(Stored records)
>>>>>
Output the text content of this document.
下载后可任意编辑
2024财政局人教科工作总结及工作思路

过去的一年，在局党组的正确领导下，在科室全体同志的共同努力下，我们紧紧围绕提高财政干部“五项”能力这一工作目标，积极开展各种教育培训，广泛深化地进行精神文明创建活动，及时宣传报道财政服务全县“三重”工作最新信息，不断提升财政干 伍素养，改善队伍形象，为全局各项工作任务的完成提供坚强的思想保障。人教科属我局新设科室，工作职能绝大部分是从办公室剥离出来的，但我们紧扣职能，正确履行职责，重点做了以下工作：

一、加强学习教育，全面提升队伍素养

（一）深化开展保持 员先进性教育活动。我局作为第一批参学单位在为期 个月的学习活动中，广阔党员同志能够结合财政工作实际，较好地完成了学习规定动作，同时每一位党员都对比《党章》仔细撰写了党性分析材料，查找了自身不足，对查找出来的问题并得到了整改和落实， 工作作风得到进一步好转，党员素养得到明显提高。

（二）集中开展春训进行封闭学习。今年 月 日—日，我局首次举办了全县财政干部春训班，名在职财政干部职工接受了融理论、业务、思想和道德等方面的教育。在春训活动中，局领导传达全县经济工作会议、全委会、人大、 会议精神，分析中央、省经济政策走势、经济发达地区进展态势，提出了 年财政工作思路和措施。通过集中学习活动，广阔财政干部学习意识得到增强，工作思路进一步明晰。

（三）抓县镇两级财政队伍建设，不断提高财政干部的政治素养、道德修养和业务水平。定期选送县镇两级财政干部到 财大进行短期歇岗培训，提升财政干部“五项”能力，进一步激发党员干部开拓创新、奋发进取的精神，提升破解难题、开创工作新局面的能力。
<<<<<
>>>>>
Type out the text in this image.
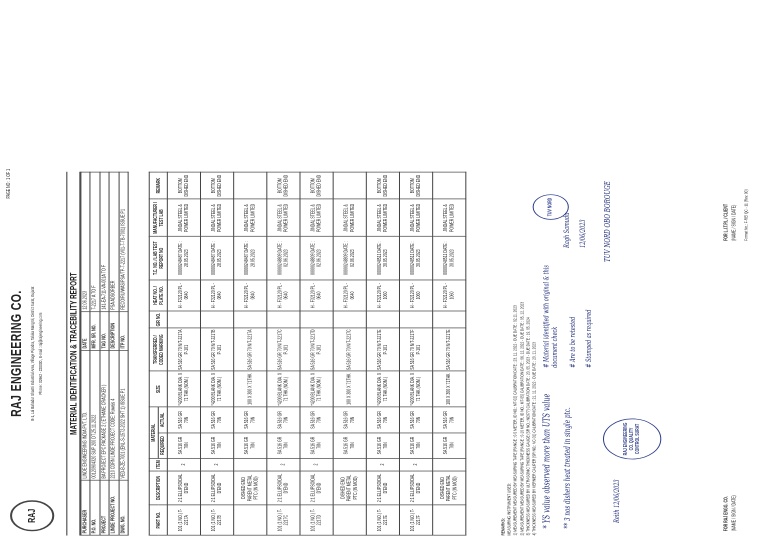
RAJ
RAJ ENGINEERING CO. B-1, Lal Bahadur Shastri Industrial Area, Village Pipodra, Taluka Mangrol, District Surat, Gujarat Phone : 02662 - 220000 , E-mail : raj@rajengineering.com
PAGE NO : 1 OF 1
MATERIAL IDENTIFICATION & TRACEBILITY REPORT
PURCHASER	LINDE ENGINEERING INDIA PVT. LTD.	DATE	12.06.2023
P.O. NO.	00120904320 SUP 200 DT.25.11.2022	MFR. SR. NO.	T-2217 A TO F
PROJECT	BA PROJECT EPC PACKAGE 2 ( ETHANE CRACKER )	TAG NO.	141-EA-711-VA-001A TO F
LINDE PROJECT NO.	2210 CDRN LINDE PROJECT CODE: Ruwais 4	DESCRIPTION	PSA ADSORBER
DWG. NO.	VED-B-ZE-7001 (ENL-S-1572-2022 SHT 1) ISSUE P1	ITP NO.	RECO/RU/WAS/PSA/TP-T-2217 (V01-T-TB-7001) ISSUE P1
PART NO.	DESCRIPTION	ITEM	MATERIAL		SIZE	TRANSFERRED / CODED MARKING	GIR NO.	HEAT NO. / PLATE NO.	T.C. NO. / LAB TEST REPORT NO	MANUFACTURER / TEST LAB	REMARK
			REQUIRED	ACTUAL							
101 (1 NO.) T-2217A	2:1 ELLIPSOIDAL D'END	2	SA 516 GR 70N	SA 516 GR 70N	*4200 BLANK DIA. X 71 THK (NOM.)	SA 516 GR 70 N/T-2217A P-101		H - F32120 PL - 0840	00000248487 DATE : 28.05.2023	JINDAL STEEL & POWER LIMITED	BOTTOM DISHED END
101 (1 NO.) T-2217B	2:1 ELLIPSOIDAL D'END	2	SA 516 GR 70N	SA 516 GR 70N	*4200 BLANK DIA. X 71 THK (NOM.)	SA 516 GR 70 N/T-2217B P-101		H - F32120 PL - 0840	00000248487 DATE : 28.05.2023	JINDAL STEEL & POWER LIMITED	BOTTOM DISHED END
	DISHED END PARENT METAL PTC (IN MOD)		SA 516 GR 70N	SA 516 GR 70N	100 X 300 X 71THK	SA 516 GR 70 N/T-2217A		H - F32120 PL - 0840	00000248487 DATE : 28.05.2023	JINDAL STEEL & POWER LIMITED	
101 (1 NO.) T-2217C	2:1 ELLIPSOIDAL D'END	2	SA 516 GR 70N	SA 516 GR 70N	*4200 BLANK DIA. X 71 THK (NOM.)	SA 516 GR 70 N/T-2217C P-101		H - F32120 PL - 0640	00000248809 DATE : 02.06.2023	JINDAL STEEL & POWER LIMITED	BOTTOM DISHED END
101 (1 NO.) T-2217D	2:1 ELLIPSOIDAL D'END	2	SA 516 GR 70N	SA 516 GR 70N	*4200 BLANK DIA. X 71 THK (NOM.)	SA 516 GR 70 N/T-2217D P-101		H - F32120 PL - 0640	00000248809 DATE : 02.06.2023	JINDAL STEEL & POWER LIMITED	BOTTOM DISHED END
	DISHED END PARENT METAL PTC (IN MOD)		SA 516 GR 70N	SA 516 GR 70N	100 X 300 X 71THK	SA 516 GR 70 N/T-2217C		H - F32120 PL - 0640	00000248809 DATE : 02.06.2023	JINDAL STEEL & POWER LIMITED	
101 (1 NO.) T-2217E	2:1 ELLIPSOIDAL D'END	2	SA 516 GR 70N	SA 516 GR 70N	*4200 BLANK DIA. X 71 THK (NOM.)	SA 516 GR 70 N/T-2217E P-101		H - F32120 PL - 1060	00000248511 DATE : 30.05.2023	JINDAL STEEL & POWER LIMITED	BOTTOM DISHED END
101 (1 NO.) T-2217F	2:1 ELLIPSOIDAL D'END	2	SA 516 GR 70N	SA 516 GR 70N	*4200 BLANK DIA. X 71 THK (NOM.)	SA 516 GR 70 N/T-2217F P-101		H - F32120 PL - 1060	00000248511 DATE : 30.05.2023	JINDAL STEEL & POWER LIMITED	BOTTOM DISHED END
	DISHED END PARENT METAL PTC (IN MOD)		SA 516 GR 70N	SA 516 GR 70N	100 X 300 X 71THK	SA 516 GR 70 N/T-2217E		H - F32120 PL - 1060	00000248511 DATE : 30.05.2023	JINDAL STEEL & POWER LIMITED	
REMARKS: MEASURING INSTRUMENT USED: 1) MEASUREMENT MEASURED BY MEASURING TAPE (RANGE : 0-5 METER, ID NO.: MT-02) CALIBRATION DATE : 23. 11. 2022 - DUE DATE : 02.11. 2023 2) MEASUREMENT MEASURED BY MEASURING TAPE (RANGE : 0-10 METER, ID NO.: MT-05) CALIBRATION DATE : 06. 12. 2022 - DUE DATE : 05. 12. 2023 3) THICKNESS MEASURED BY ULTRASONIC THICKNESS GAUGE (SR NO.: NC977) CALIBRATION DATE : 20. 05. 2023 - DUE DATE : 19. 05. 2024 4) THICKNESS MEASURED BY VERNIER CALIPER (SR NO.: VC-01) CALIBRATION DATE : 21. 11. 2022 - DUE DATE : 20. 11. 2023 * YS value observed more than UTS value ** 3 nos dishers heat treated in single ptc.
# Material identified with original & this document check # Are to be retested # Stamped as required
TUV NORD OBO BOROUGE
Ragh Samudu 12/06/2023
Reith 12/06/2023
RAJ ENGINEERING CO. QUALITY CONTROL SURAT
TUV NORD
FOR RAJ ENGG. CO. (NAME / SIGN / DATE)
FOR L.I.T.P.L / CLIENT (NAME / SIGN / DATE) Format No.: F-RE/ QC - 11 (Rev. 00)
<<<<<
>>>>>
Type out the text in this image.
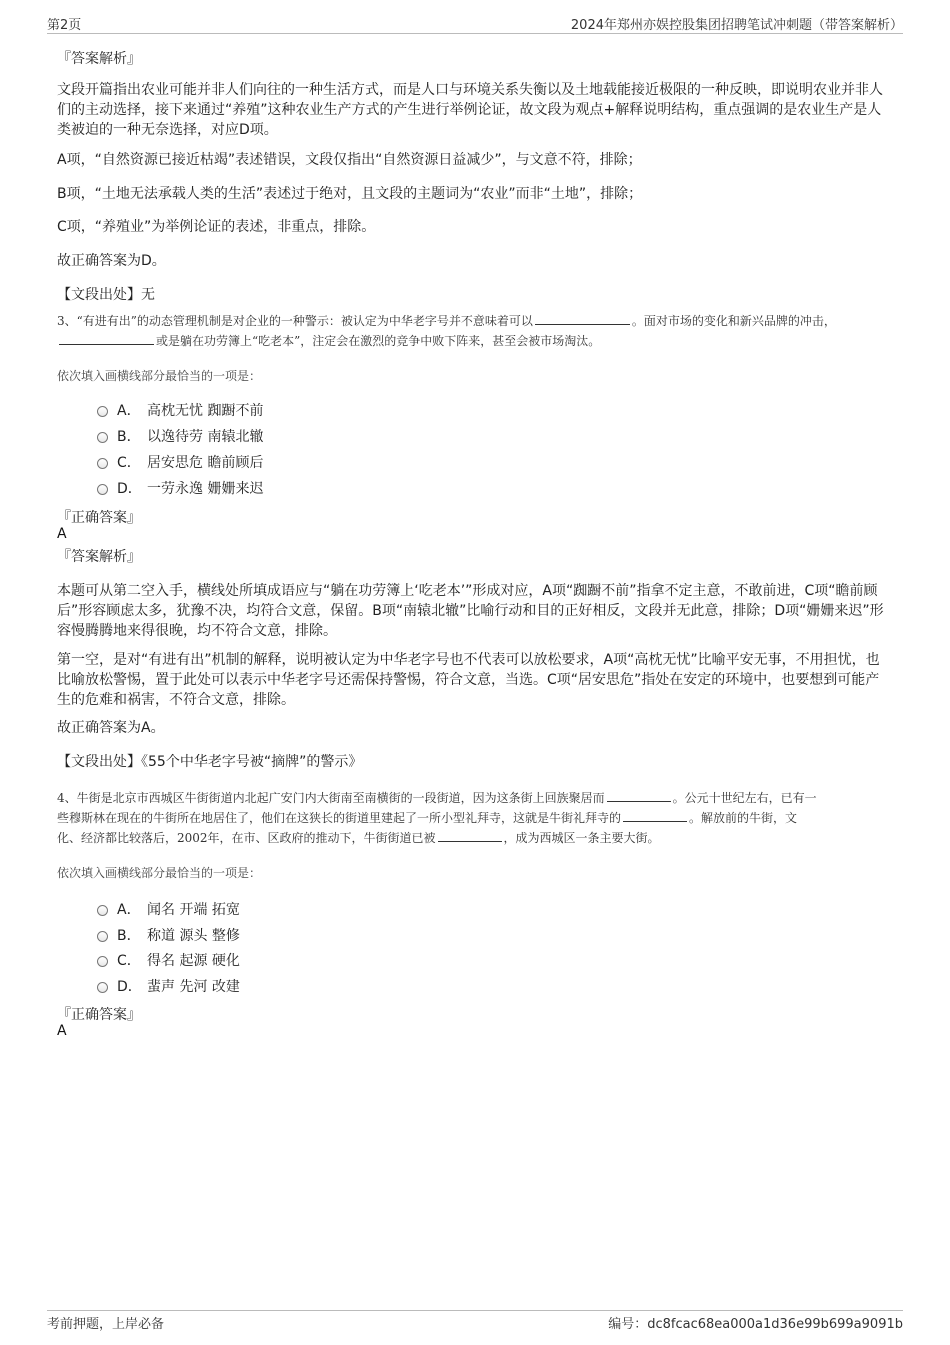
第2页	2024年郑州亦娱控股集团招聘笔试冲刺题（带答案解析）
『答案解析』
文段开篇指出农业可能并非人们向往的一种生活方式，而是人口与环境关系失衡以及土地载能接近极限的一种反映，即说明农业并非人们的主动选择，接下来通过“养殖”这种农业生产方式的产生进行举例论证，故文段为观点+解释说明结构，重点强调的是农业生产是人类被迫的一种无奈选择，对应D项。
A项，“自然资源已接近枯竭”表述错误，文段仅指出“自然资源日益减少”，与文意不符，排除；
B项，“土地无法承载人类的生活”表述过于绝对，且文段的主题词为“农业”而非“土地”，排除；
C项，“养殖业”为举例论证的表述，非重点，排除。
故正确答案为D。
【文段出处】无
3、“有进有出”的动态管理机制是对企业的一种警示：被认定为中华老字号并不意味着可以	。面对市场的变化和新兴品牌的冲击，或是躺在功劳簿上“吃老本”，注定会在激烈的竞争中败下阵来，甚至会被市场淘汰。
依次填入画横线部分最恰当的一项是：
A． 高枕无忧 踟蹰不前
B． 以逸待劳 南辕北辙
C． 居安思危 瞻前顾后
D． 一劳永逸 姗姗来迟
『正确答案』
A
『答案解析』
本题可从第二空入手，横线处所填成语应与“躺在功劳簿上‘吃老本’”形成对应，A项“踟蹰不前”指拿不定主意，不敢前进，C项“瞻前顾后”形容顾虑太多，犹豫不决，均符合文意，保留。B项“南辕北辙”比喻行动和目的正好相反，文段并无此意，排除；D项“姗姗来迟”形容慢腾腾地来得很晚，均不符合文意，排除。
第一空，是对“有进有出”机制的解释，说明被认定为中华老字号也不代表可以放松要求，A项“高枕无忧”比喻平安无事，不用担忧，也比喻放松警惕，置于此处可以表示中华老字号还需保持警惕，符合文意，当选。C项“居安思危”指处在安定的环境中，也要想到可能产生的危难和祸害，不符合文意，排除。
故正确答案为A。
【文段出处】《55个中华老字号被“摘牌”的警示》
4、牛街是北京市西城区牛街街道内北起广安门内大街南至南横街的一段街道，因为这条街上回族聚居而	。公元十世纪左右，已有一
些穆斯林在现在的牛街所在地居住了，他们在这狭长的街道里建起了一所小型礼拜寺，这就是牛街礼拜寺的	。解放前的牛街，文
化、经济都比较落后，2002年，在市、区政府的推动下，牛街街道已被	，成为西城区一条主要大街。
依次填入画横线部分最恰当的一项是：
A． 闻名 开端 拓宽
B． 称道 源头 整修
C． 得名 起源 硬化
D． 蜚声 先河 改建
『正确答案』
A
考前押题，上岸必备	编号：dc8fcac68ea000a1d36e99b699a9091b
<<<<<
Search the data for "DESCRIPTION". Copy every line that has it.

Problem solution >>
LINDE PROJECT NO.	2210 CDRN LINDE PROJECT CODE: Ruwais 4	DESCRIPTION	PSA ADSORBER
PART NO.	DESCRIPTION	ITEM	MATERIAL		SIZE	TRANSFERRED / CODED MARKING	GIR NO.	HEAT NO. / PLATE NO.	T.C. NO. / LAB TEST REPORT NO	MANUFACTURER / TEST LAB	REMARK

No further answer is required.